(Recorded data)
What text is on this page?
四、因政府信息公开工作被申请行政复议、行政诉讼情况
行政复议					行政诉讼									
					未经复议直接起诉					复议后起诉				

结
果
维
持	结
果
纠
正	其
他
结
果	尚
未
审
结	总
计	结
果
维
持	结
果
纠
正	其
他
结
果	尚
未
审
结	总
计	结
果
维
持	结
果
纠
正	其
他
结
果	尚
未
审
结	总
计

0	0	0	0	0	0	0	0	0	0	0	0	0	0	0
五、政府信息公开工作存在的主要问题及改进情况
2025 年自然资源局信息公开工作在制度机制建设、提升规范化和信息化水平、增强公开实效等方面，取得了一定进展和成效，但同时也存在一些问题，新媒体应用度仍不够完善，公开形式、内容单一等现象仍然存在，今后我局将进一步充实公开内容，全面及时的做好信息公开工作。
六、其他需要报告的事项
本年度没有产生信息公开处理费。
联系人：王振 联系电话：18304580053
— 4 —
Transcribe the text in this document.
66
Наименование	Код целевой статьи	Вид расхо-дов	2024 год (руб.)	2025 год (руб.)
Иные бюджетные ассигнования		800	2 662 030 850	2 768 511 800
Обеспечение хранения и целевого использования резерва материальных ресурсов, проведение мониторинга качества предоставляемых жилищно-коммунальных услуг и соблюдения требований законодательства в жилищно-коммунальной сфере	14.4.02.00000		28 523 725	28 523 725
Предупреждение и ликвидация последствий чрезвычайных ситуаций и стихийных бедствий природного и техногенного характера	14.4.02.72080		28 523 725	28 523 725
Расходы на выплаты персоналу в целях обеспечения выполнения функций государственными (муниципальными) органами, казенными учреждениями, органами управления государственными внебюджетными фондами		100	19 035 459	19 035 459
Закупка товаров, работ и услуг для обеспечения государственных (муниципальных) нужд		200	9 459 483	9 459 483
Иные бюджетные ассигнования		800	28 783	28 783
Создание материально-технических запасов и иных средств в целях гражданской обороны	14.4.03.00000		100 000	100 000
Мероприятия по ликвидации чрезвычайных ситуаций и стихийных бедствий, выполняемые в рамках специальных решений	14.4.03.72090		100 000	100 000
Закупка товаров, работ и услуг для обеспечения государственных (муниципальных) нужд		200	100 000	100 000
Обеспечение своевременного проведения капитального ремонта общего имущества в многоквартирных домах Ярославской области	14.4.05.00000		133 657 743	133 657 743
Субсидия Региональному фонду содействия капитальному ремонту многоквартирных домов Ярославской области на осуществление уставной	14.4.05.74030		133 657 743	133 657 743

### Task details
Extract each entry in full, exactly as given.

### The output
What text is on this page?
四、因政府信息公开工作被申请行政复议、行政诉讼情况
行政复议					行政诉讼									
					未经复议直接起诉					复议后起诉				

结
果
维
持	结
果
纠
正	其
他
结
果	尚
未
审
结	总
计	结
果
维
持	结
果
纠
正	其
他
结
果	尚
未
审
结	总
计	结
果
维
持	结
果
纠
正	其
他
结
果	尚
未
审
结	总
计

0	0	0	0	0	0	0	0	0	0	0	0	0	0	0
五、政府信息公开工作存在的主要问题及改进情况
2025 年自然资源局信息公开工作在制度机制建设、提升规范化和信息化水平、增强公开实效等方面，取得了一定进展和成效，但同时也存在一些问题，新媒体应用度仍不够完善，公开形式、内容单一等现象仍然存在，今后我局将进一步充实公开内容，全面及时的做好信息公开工作。
六、其他需要报告的事项
本年度没有产生信息公开处理费。
联系人：王振 联系电话：18304580053
— 4 —
Transcribe the text in this document.
66
Наименование	Код целевой статьи	Вид расхо-дов	2024 год (руб.)	2025 год (руб.)
Иные бюджетные ассигнования		800	2 662 030 850	2 768 511 800
Обеспечение хранения и целевого использования резерва материальных ресурсов, проведение мониторинга качества предоставляемых жилищно-коммунальных услуг и соблюдения требований законодательства в жилищно-коммунальной сфере	14.4.02.00000		28 523 725	28 523 725
Предупреждение и ликвидация последствий чрезвычайных ситуаций и стихийных бедствий природного и техногенного характера	14.4.02.72080		28 523 725	28 523 725
Расходы на выплаты персоналу в целях обеспечения выполнения функций государственными (муниципальными) органами, казенными учреждениями, органами управления государственными внебюджетными фондами		100	19 035 459	19 035 459
Закупка товаров, работ и услуг для обеспечения государственных (муниципальных) нужд		200	9 459 483	9 459 483
Иные бюджетные ассигнования		800	28 783	28 783
Создание материально-технических запасов и иных средств в целях гражданской обороны	14.4.03.00000		100 000	100 000
Мероприятия по ликвидации чрезвычайных ситуаций и стихийных бедствий, выполняемые в рамках специальных решений	14.4.03.72090		100 000	100 000
Закупка товаров, работ и услуг для обеспечения государственных (муниципальных) нужд		200	100 000	100 000
Обеспечение своевременного проведения капитального ремонта общего имущества в многоквартирных домах Ярославской области	14.4.05.00000		133 657 743	133 657 743
Субсидия Региональному фонду содействия капитальному ремонту многоквартирных домов Ярославской области на осуществление уставной	14.4.05.74030		133 657 743	133 657 743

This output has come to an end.